Provide only the number of lines in the listing that contain the string "kommer".

Start of RECORDS PROVIDED

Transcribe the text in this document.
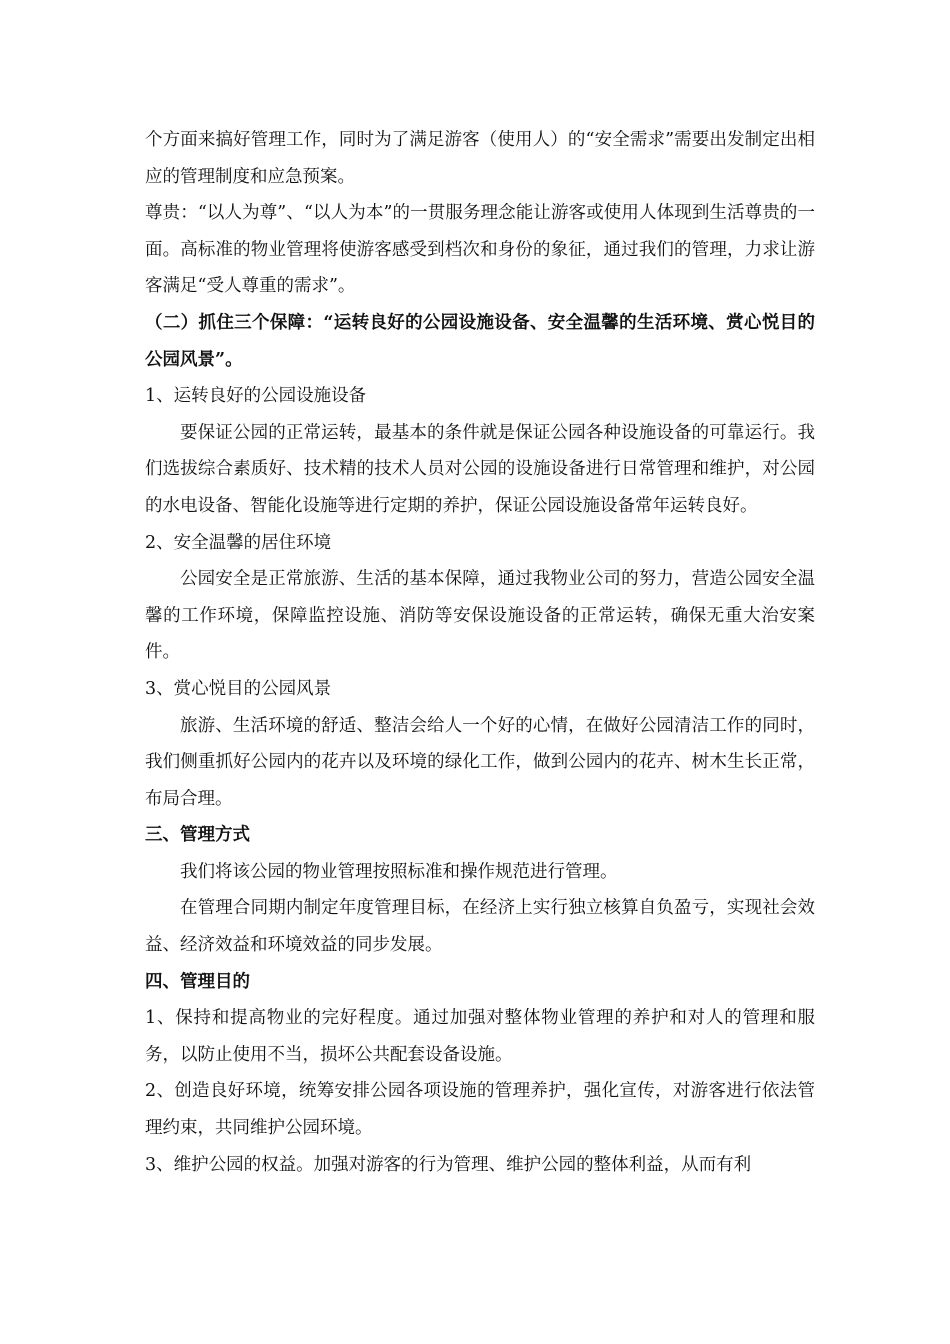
个方面来搞好管理工作，同时为了满足游客（使用人）的“安全需求”需要出发制定出相应的管理制度和应急预案。

尊贵：“以人为尊”、“以人为本”的一贯服务理念能让游客或使用人体现到生活尊贵的一面。高标准的物业管理将使游客感受到档次和身份的象征，通过我们的管理，力求让游客满足“受人尊重的需求”。

（二）抓住三个保障：“运转良好的公园设施设备、安全温馨的生活环境、赏心悦目的公园风景”。

1、运转良好的公园设施设备

要保证公园的正常运转，最基本的条件就是保证公园各种设施设备的可靠运行。我们选拔综合素质好、技术精的技术人员对公园的设施设备进行日常管理和维护，对公园的水电设备、智能化设施等进行定期的养护，保证公园设施设备常年运转良好。

2、安全温馨的居住环境

公园安全是正常旅游、生活的基本保障，通过我物业公司的努力，营造公园安全温馨的工作环境，保障监控设施、消防等安保设施设备的正常运转，确保无重大治安案件。

3、赏心悦目的公园风景

旅游、生活环境的舒适、整洁会给人一个好的心情，在做好公园清洁工作的同时，我们侧重抓好公园内的花卉以及环境的绿化工作，做到公园内的花卉、树木生长正常，布局合理。

三、管理方式

我们将该公园的物业管理按照标准和操作规范进行管理。

在管理合同期内制定年度管理目标，在经济上实行独立核算自负盈亏，实现社会效益、经济效益和环境效益的同步发展。

四、管理目的

1、保持和提高物业的完好程度。通过加强对整体物业管理的养护和对人的管理和服务，以防止使用不当，损坏公共配套设备设施。

2、创造良好环境，统筹安排公园各项设施的管理养护，强化宣传，对游客进行依法管理约束，共同维护公园环境。

3、维护公园的权益。加强对游客的行为管理、维护公园的整体利益，从而有利
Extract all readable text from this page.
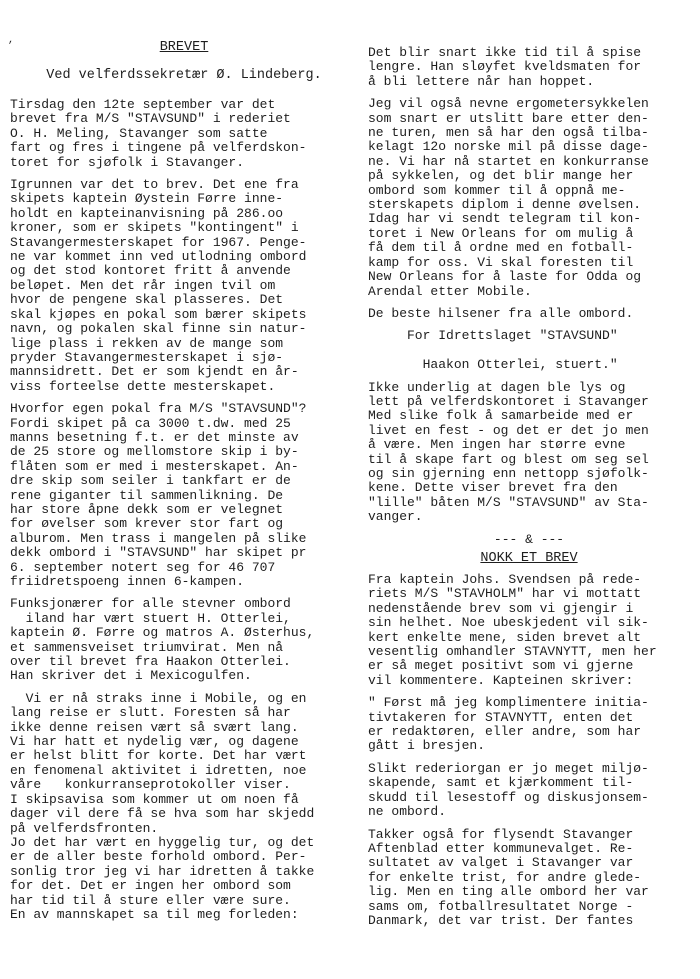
,	BREVET
Ved velferdssekretær Ø. Lindeberg.
Tirsdag den 12te september var det
brevet fra M/S "STAVSUND" i rederiet
O. H. Meling, Stavanger som satte
fart og fres i tingene på velferdskon-
toret for sjøfolk i Stavanger.
Igrunnen var det to brev. Det ene fra
skipets kaptein Øystein Førre inne-
holdt en kapteinanvisning på 286.oo
kroner, som er skipets "kontingent" i
Stavangermesterskapet for 1967. Penge-
ne var kommet inn ved utlodning ombord
og det stod kontoret fritt å anvende
beløpet. Men det rår ingen tvil om
hvor de pengene skal plasseres. Det
skal kjøpes en pokal som bærer skipets
navn, og pokalen skal finne sin natur-
lige plass i rekken av de mange som
pryder Stavangermesterskapet i sjø-
mannsidrett. Det er som kjendt en år-
viss forteelse dette mesterskapet.
Hvorfor egen pokal fra M/S "STAVSUND"?
Fordi skipet på ca 3000 t.dw. med 25
manns besetning f.t. er det minste av
de 25 store og mellomstore skip i by-
flåten som er med i mesterskapet. An-
dre skip som seiler i tankfart er de
rene giganter til sammenlikning. De
har store åpne dekk som er velegnet
for øvelser som krever stor fart og
alburom. Men trass i mangelen på slike
dekk ombord i "STAVSUND" har skipet pr
6. september notert seg for 46 707
friidretspoeng innen 6-kampen.
Funksjonærer for alle stevner ombord
iland har vært stuert H. Otterlei,
kaptein Ø. Førre og matros A. Østerhus,
et sammensveiset triumvirat. Men nå
over til brevet fra Haakon Otterlei.
Han skriver det i Mexicogulfen.
Vi er nå straks inne i Mobile, og en
lang reise er slutt. Foresten så har
ikke denne reisen vært så svært lang.
Vi har hatt et nydelig vær, og dagene
er helst blitt for korte. Det har vært
en fenomenal aktivitet i idretten, noe
våre   konkurranseprotokoller viser.
I skipsavisa som kommer ut om noen få
dager vil dere få se hva som har skjedd
på velferdsfronten.
Jo det har vært en hyggelig tur, og det
er de aller beste forhold ombord. Per-
sonlig tror jeg vi har idretten å takke
for det. Det er ingen her ombord som
har tid til å sture eller være sure.
En av mannskapet sa til meg forleden:
Det blir snart ikke tid til å spise
lengre. Han sløyfet kveldsmaten for
å bli lettere når han hoppet.
Jeg vil også nevne ergometersykkelen
som snart er utslitt bare etter den-
ne turen, men så har den også tilba-
kelagt 12o norske mil på disse dage-
ne. Vi har nå startet en konkurranse
på sykkelen, og det blir mange her
ombord som kommer til å oppnå me-
sterskapets diplom i denne øvelsen.
Idag har vi sendt telegram til kon-
toret i New Orleans for om mulig å
få dem til å ordne med en fotball-
kamp for oss. Vi skal foresten til
New Orleans for å laste for Odda og
Arendal etter Mobile.
De beste hilsener fra alle ombord.
For Idrettslaget "STAVSUND"

Haakon Otterlei, stuert."
Ikke underlig at dagen ble lys og
lett på velferdskontoret i Stavanger
Med slike folk å samarbeide med er
livet en fest - og det er det jo men
å være. Men ingen har større evne
til å skape fart og blest om seg sel
og sin gjerning enn nettopp sjøfolk-
kene. Dette viser brevet fra den
"lille" båten M/S "STAVSUND" av Sta-
vanger.
--- & ---
NOKK ET BREV
Fra kaptein Johs. Svendsen på rede-
riets M/S "STAVHOLM" har vi mottatt
nedenstående brev som vi gjengir i
sin helhet. Noe ubeskjedent vil sik-
kert enkelte mene, siden brevet alt
vesentlig omhandler STAVNYTT, men her
er så meget positivt som vi gjerne
vil kommentere. Kapteinen skriver:
" Først må jeg komplimentere initia-
tivtakeren for STAVNYTT, enten det
er redaktøren, eller andre, som har
gått i bresjen.
Slikt rederiorgan er jo meget miljø-
skapende, samt et kjærkomment til-
skudd til lesestoff og diskusjonsem-
ne ombord.
Takker også for flysendt Stavanger
Aftenblad etter kommunevalget. Re-
sultatet av valget i Stavanger var
for enkelte trist, for andre glede-
lig. Men en ting alle ombord her var
sams om, fotballresultatet Norge -
Danmark, det var trist. Der fantes
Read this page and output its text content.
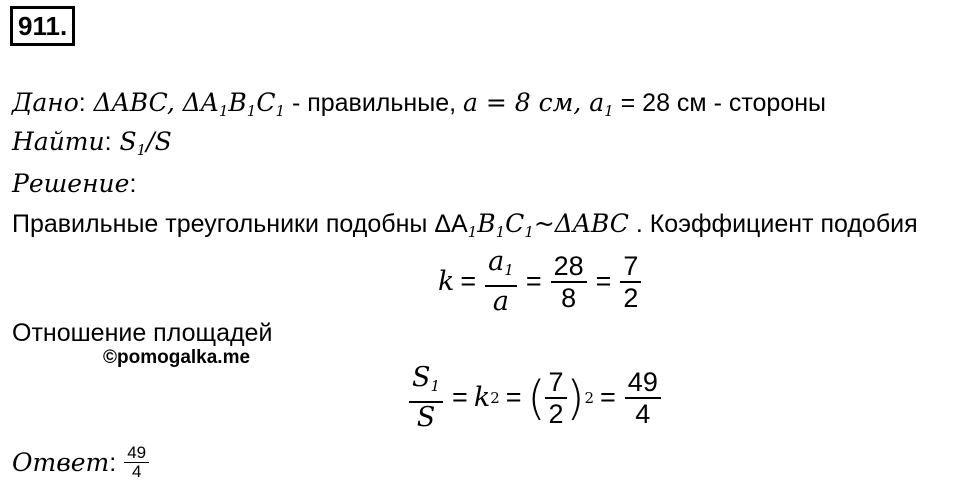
911.
Дано: ΔABC, $\Delta A_1B_1C_1$ - правильные, a = 8 см, $a_1 = 28$ см - стороны
Найти: $S_1/S$
Решение:
Правильные треугольники подобны $\Delta A_1B_1C_1\sim\Delta ABC$ . Коэффициент подобия
$k = \frac{a_1}{a} = \frac{28}{8} = \frac{7}{2}$
Отношение площадей
©pomogalka.me
$\frac{S_1}{S} = k$ 2 = ( $\frac{7}{2}$ ) $2 = \frac{49}{4}$
Ответ : $\frac{49}{4}$
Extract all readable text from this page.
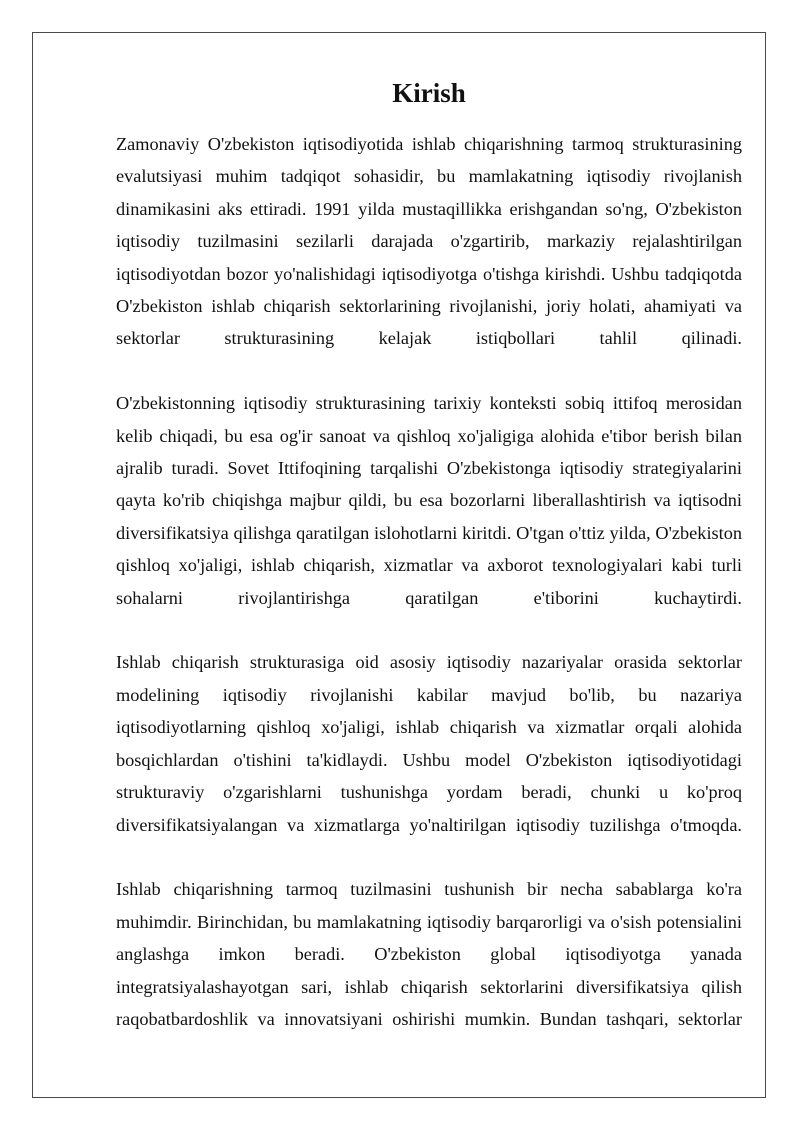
Kirish

Zamonaviy O'zbekiston iqtisodiyotida ishlab chiqarishning tarmoq strukturasining evalutsiyasi muhim tadqiqot sohasidir, bu mamlakatning iqtisodiy rivojlanish dinamikasini aks ettiradi. 1991 yilda mustaqillikka erishgandan so'ng, O'zbekiston iqtisodiy tuzilmasini sezilarli darajada o'zgartirib, markaziy rejalashtirilgan iqtisodiyotdan bozor yo'nalishidagi iqtisodiyotga o'tishga kirishdi. Ushbu tadqiqotda O'zbekiston ishlab chiqarish sektorlarining rivojlanishi, joriy holati, ahamiyati va sektorlar strukturasining kelajak istiqbollari tahlil qilinadi.

O'zbekistonning iqtisodiy strukturasining tarixiy konteksti sobiq ittifoq merosidan kelib chiqadi, bu esa og'ir sanoat va qishloq xo'jaligiga alohida e'tibor berish bilan ajralib turadi. Sovet Ittifoqining tarqalishi O'zbekistonga iqtisodiy strategiyalarini qayta ko'rib chiqishga majbur qildi, bu esa bozorlarni liberallashtirish va iqtisodni diversifikatsiya qilishga qaratilgan islohotlarni kiritdi. O'tgan o'ttiz yilda, O'zbekiston qishloq xo'jaligi, ishlab chiqarish, xizmatlar va axborot texnologiyalari kabi turli sohalarni rivojlantirishga qaratilgan e'tiborini kuchaytirdi.

Ishlab chiqarish strukturasiga oid asosiy iqtisodiy nazariyalar orasida sektorlar modelining iqtisodiy rivojlanishi kabilar mavjud bo'lib, bu nazariya iqtisodiyotlarning qishloq xo'jaligi, ishlab chiqarish va xizmatlar orqali alohida bosqichlardan o'tishini ta'kidlaydi. Ushbu model O'zbekiston iqtisodiyotidagi strukturaviy o'zgarishlarni tushunishga yordam beradi, chunki u ko'proq diversifikatsiyalangan va xizmatlarga yo'naltirilgan iqtisodiy tuzilishga o'tmoqda.

Ishlab chiqarishning tarmoq tuzilmasini tushunish bir necha sabablarga ko'ra muhimdir. Birinchidan, bu mamlakatning iqtisodiy barqarorligi va o'sish potensialini anglashga imkon beradi. O'zbekiston global iqtisodiyotga yanada integratsiyalashayotgan sari, ishlab chiqarish sektorlarini diversifikatsiya qilish raqobatbardoshlik va innovatsiyani oshirishi mumkin. Bundan tashqari, sektorlar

End of RECORDS PROVIDED

**RESPONSE TO THE EXERCISE**
2